Stored data entries

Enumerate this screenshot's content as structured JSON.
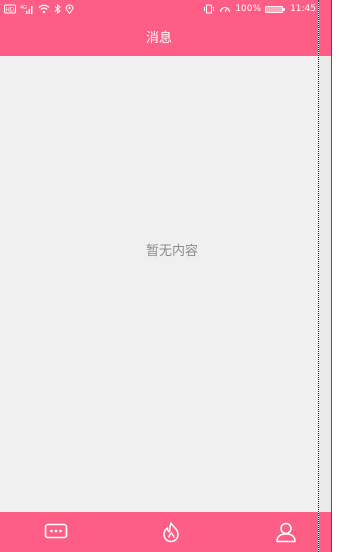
{
  "status_bar": {
    "left_icons": [
      "hd-icon",
      "signal-icon",
      "wifi-icon",
      "bluetooth-icon",
      "location-icon"
    ],
    "hd_label": "HD",
    "network_label": "4G",
    "battery_percent": "100%",
    "time": "11:45"
  },
  "header": {
    "title": "消息"
  },
  "main": {
    "empty_text": "暂无内容"
  },
  "tabbar": {
    "tabs": [
      {
        "icon": "chat-icon"
      },
      {
        "icon": "flame-icon"
      },
      {
        "icon": "user-icon"
      }
    ]
  },
  "colors": {
    "accent": "#fe5d86",
    "background": "#f0f0f0",
    "empty_text": "#8a8a8a"
  }
}
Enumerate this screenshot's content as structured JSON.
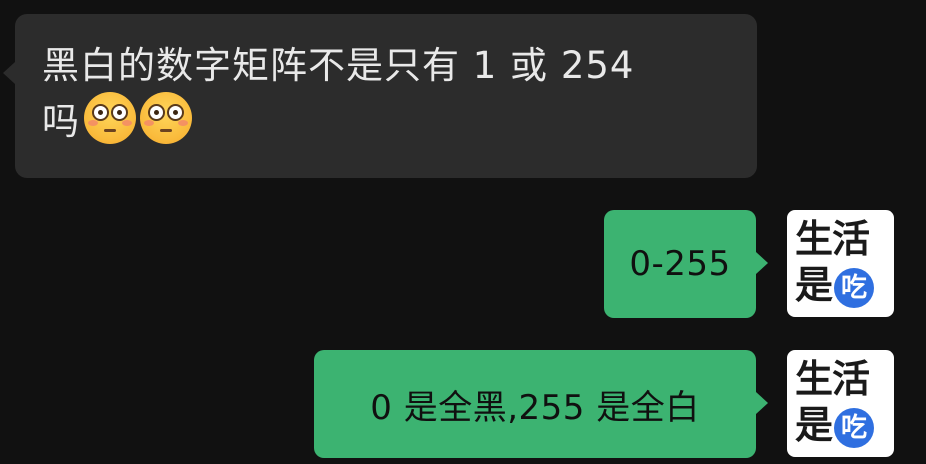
{
  "messages": [
    {
      "direction": "incoming",
      "text_line1": "黑白的数字矩阵不是只有 1 或 254",
      "text_line2": "吗",
      "emojis": [
        "flushed-face-icon",
        "flushed-face-icon"
      ]
    },
    {
      "direction": "outgoing",
      "text": "0-255",
      "avatar": {
        "line1": "生活",
        "line2": "是",
        "badge": "吃"
      }
    },
    {
      "direction": "outgoing",
      "text": "0 是全黑,255 是全白",
      "avatar": {
        "line1": "生活",
        "line2": "是",
        "badge": "吃"
      }
    }
  ],
  "colors": {
    "background": "#111111",
    "incoming_bubble": "#2c2c2c",
    "outgoing_bubble": "#3cb371",
    "avatar_badge": "#2f6fe0"
  }
}
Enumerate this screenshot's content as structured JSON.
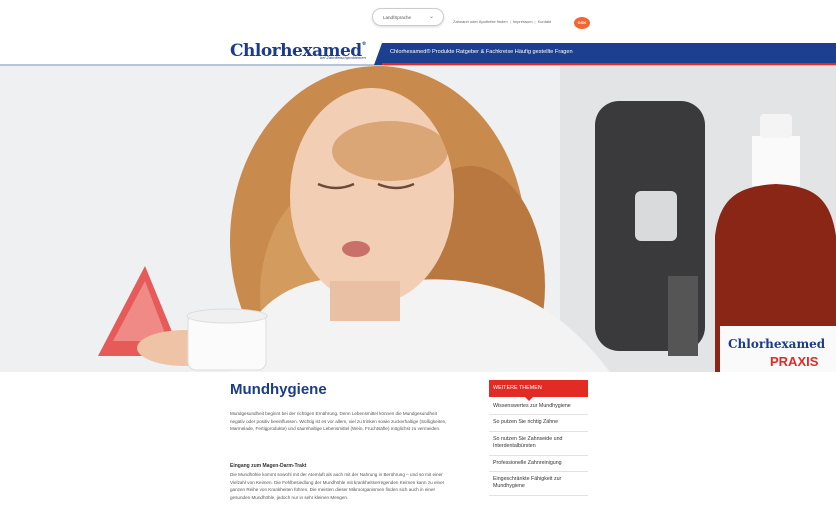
{
  "header": {
    "language_selector": "Land/Sprache",
    "links": [
      "Zahnarzt oder Apotheke finden",
      "Impressum",
      "Kontakt"
    ],
    "company_logo": "GSK",
    "brand": "Chlorhexamed",
    "brand_mark": "®",
    "brand_tagline": "bei Zahnfleischproblemen"
  },
  "nav": {
    "items": [
      "Chlorhexamed® Produkte",
      "Ratgeber & Fachkreise",
      "Häufig gestellte Fragen"
    ]
  },
  "hero": {
    "bottle_brand": "Chlorhexamed",
    "bottle_product": "PRAXIS"
  },
  "article": {
    "title": "Mundhygiene",
    "paragraph1": "Mundgesundheit beginnt bei der richtigen Ernährung. Denn Lebensmittel können die Mundgesundheit negativ oder positiv beeinflussen. Wichtig ist es vor allem, viel zu trinken sowie zuckerhaltige (Süßigkeiten, Marmelade, Fertigprodukte) und säurehaltige Lebensmittel (Wein, Fruchtsäfte) möglichst zu vermeiden.",
    "subheading": "Eingang zum Magen-Darm-Trakt",
    "paragraph2": "Die Mundhöhle kommt sowohl mit der Atemluft als auch mit der Nahrung in Berührung – und so mit einer Vielzahl von Keimen. Die Fehlbesiedlung der Mundhöhle mit krankheitserregenden Keimen kann zu einer ganzen Reihe von Krankheiten führen. Die meisten dieser Mikroorganismen finden sich auch in einer gesunden Mundhöhle, jedoch nur in sehr kleinen Mengen."
  },
  "sidebar": {
    "heading": "WEITERE THEMEN",
    "items": [
      "Wissenswertes zur Mundhygiene",
      "So putzen Sie richtig Zähne",
      "So nutzen Sie Zahnseide und Interdentalbürsten",
      "Professionelle Zahnreinigung",
      "Eingeschränkte Fähigkeit zur Mundhygiene"
    ]
  },
  "colors": {
    "brand_blue": "#1c3f8f",
    "accent_red": "#e22b25",
    "gsk_orange": "#f36633"
  }
}
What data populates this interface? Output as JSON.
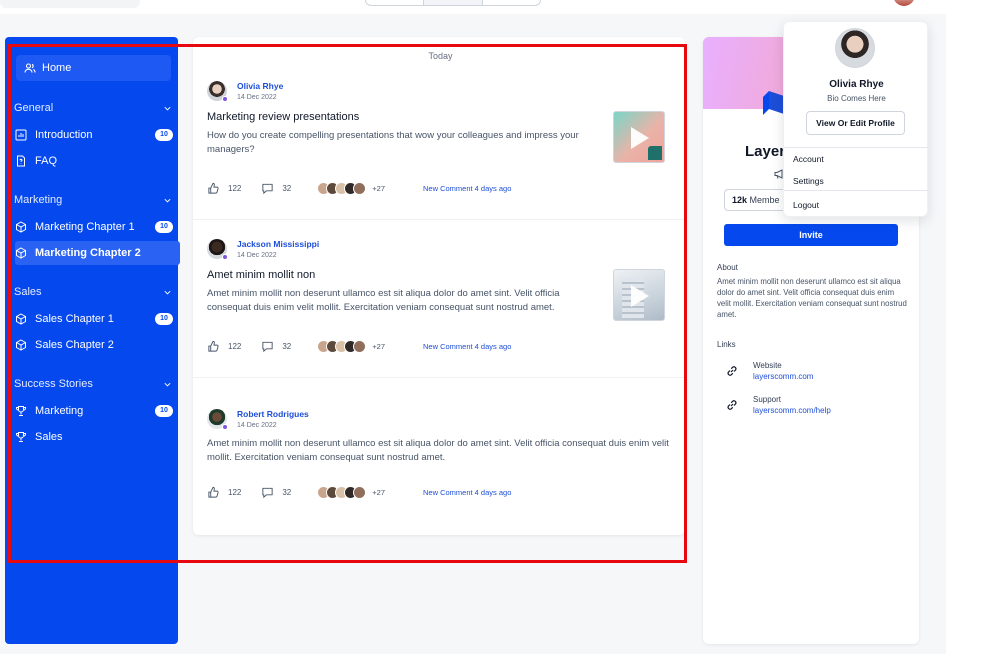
{
  "sidebar": {
    "home": "Home",
    "sections": [
      {
        "title": "General",
        "items": [
          {
            "label": "Introduction",
            "badge": "10"
          },
          {
            "label": "FAQ"
          }
        ]
      },
      {
        "title": "Marketing",
        "items": [
          {
            "label": "Marketing Chapter 1",
            "badge": "10"
          },
          {
            "label": "Marketing Chapter 2"
          }
        ]
      },
      {
        "title": "Sales",
        "items": [
          {
            "label": "Sales Chapter 1",
            "badge": "10"
          },
          {
            "label": "Sales Chapter 2"
          }
        ]
      },
      {
        "title": "Success Stories",
        "items": [
          {
            "label": "Marketing",
            "badge": "10"
          },
          {
            "label": "Sales"
          }
        ]
      }
    ],
    "active_item": "Marketing Chapter 2"
  },
  "feed": {
    "day_label": "Today",
    "posts": [
      {
        "author": "Olivia Rhye",
        "date": "14 Dec 2022",
        "title": "Marketing review presentations",
        "body": "How do you create compelling presentations that wow your colleagues and impress your managers?",
        "likes": "122",
        "comments": "32",
        "more_count": "+27",
        "comment_info": "New Comment 4 days ago"
      },
      {
        "author": "Jackson Mississippi",
        "date": "14 Dec 2022",
        "title": "Amet minim mollit non",
        "body": "Amet minim mollit non deserunt ullamco est sit aliqua dolor do amet sint. Velit officia consequat duis enim velit mollit. Exercitation veniam consequat sunt nostrud amet.",
        "likes": "122",
        "comments": "32",
        "more_count": "+27",
        "comment_info": "New Comment 4 days ago"
      },
      {
        "author": "Robert Rodrigues",
        "date": "14 Dec 2022",
        "body": "Amet minim mollit non deserunt ullamco est sit aliqua dolor do amet sint. Velit officia consequat duis enim velit mollit. Exercitation veniam consequat sunt nostrud amet.",
        "likes": "122",
        "comments": "32",
        "more_count": "+27",
        "comment_info": "New Comment 4 days ago"
      }
    ]
  },
  "community": {
    "name": "Layer",
    "members_count": "12k",
    "members_label": "Membe",
    "invite_label": "Invite",
    "about_heading": "About",
    "about_text": "Amet minim mollit non deserunt ullamco est sit aliqua dolor do amet sint. Velit officia consequat duis enim velit mollit. Exercitation veniam consequat sunt nostrud amet.",
    "links_heading": "Links",
    "links": [
      {
        "label": "Website",
        "url": "layerscomm.com"
      },
      {
        "label": "Support",
        "url": "layerscomm.com/help"
      }
    ]
  },
  "profile_menu": {
    "name": "Olivia Rhye",
    "bio": "Bio Comes Here",
    "edit_button": "View Or Edit Profile",
    "items": [
      "Account",
      "Settings",
      "Logout"
    ]
  },
  "colors": {
    "brand": "#0549ee",
    "link": "#1d4ed8",
    "highlight": "#e8080f"
  }
}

## INSTRUCTIONS FOR THE TASK
Retype the records exactly. Any image in them should not appear in what you write.

## COMPLETE ANSWER
Enumerate this screenshot's content as structured JSON.
{
  "status_bar": {
    "left_icons": [
      "hd-icon",
      "signal-icon",
      "wifi-icon",
      "bluetooth-icon",
      "location-icon"
    ],
    "hd_label": "HD",
    "network_label": "4G",
    "battery_percent": "100%",
    "time": "11:45"
  },
  "header": {
    "title": "消息"
  },
  "main": {
    "empty_text": "暂无内容"
  },
  "tabbar": {
    "tabs": [
      {
        "icon": "chat-icon"
      },
      {
        "icon": "flame-icon"
      },
      {
        "icon": "user-icon"
      }
    ]
  },
  "colors": {
    "accent": "#fe5d86",
    "background": "#f0f0f0",
    "empty_text": "#8a8a8a"
  }
}
Enumerate this screenshot's content as structured JSON.
{
  "messages": [
    {
      "direction": "incoming",
      "text_line1": "黑白的数字矩阵不是只有 1 或 254",
      "text_line2": "吗",
      "emojis": [
        "flushed-face-icon",
        "flushed-face-icon"
      ]
    },
    {
      "direction": "outgoing",
      "text": "0-255",
      "avatar": {
        "line1": "生活",
        "line2": "是",
        "badge": "吃"
      }
    },
    {
      "direction": "outgoing",
      "text": "0 是全黑,255 是全白",
      "avatar": {
        "line1": "生活",
        "line2": "是",
        "badge": "吃"
      }
    }
  ],
  "colors": {
    "background": "#111111",
    "incoming_bubble": "#2c2c2c",
    "outgoing_bubble": "#3cb371",
    "avatar_badge": "#2f6fe0"
  }
}
Enumerate this screenshot's content as structured JSON.
{
  "header": {
    "language_selector": "Land/Sprache",
    "links": [
      "Zahnarzt oder Apotheke finden",
      "Impressum",
      "Kontakt"
    ],
    "company_logo": "GSK",
    "brand": "Chlorhexamed",
    "brand_mark": "®",
    "brand_tagline": "bei Zahnfleischproblemen"
  },
  "nav": {
    "items": [
      "Chlorhexamed® Produkte",
      "Ratgeber & Fachkreise",
      "Häufig gestellte Fragen"
    ]
  },
  "hero": {
    "bottle_brand": "Chlorhexamed",
    "bottle_product": "PRAXIS"
  },
  "article": {
    "title": "Mundhygiene",
    "paragraph1": "Mundgesundheit beginnt bei der richtigen Ernährung. Denn Lebensmittel können die Mundgesundheit negativ oder positiv beeinflussen. Wichtig ist es vor allem, viel zu trinken sowie zuckerhaltige (Süßigkeiten, Marmelade, Fertigprodukte) und säurehaltige Lebensmittel (Wein, Fruchtsäfte) möglichst zu vermeiden.",
    "subheading": "Eingang zum Magen-Darm-Trakt",
    "paragraph2": "Die Mundhöhle kommt sowohl mit der Atemluft als auch mit der Nahrung in Berührung – und so mit einer Vielzahl von Keimen. Die Fehlbesiedlung der Mundhöhle mit krankheitserregenden Keimen kann zu einer ganzen Reihe von Krankheiten führen. Die meisten dieser Mikroorganismen finden sich auch in einer gesunden Mundhöhle, jedoch nur in sehr kleinen Mengen."
  },
  "sidebar": {
    "heading": "WEITERE THEMEN",
    "items": [
      "Wissenswertes zur Mundhygiene",
      "So putzen Sie richtig Zähne",
      "So nutzen Sie Zahnseide und Interdentalbürsten",
      "Professionelle Zahnreinigung",
      "Eingeschränkte Fähigkeit zur Mundhygiene"
    ]
  },
  "colors": {
    "brand_blue": "#1c3f8f",
    "accent_red": "#e22b25",
    "gsk_orange": "#f36633"
  }
}
What data populates this interface? Output as JSON.
{
  "sidebar": {
    "home": "Home",
    "sections": [
      {
        "title": "General",
        "items": [
          {
            "label": "Introduction",
            "badge": "10"
          },
          {
            "label": "FAQ"
          }
        ]
      },
      {
        "title": "Marketing",
        "items": [
          {
            "label": "Marketing Chapter 1",
            "badge": "10"
          },
          {
            "label": "Marketing Chapter 2"
          }
        ]
      },
      {
        "title": "Sales",
        "items": [
          {
            "label": "Sales Chapter 1",
            "badge": "10"
          },
          {
            "label": "Sales Chapter 2"
          }
        ]
      },
      {
        "title": "Success Stories",
        "items": [
          {
            "label": "Marketing",
            "badge": "10"
          },
          {
            "label": "Sales"
          }
        ]
      }
    ],
    "active_item": "Marketing Chapter 2"
  },
  "feed": {
    "day_label": "Today",
    "posts": [
      {
        "author": "Olivia Rhye",
        "date": "14 Dec 2022",
        "title": "Marketing review presentations",
        "body": "How do you create compelling presentations that wow your colleagues and impress your managers?",
        "likes": "122",
        "comments": "32",
        "more_count": "+27",
        "comment_info": "New Comment 4 days ago"
      },
      {
        "author": "Jackson Mississippi",
        "date": "14 Dec 2022",
        "title": "Amet minim mollit non",
        "body": "Amet minim mollit non deserunt ullamco est sit aliqua dolor do amet sint. Velit officia consequat duis enim velit mollit. Exercitation veniam consequat sunt nostrud amet.",
        "likes": "122",
        "comments": "32",
        "more_count": "+27",
        "comment_info": "New Comment 4 days ago"
      },
      {
        "author": "Robert Rodrigues",
        "date": "14 Dec 2022",
        "body": "Amet minim mollit non deserunt ullamco est sit aliqua dolor do amet sint. Velit officia consequat duis enim velit mollit. Exercitation veniam consequat sunt nostrud amet.",
        "likes": "122",
        "comments": "32",
        "more_count": "+27",
        "comment_info": "New Comment 4 days ago"
      }
    ]
  },
  "community": {
    "name": "Layer",
    "members_count": "12k",
    "members_label": "Membe",
    "invite_label": "Invite",
    "about_heading": "About",
    "about_text": "Amet minim mollit non deserunt ullamco est sit aliqua dolor do amet sint. Velit officia consequat duis enim velit mollit. Exercitation veniam consequat sunt nostrud amet.",
    "links_heading": "Links",
    "links": [
      {
        "label": "Website",
        "url": "layerscomm.com"
      },
      {
        "label": "Support",
        "url": "layerscomm.com/help"
      }
    ]
  },
  "profile_menu": {
    "name": "Olivia Rhye",
    "bio": "Bio Comes Here",
    "edit_button": "View Or Edit Profile",
    "items": [
      "Account",
      "Settings",
      "Logout"
    ]
  },
  "colors": {
    "brand": "#0549ee",
    "link": "#1d4ed8",
    "highlight": "#e8080f"
  }
}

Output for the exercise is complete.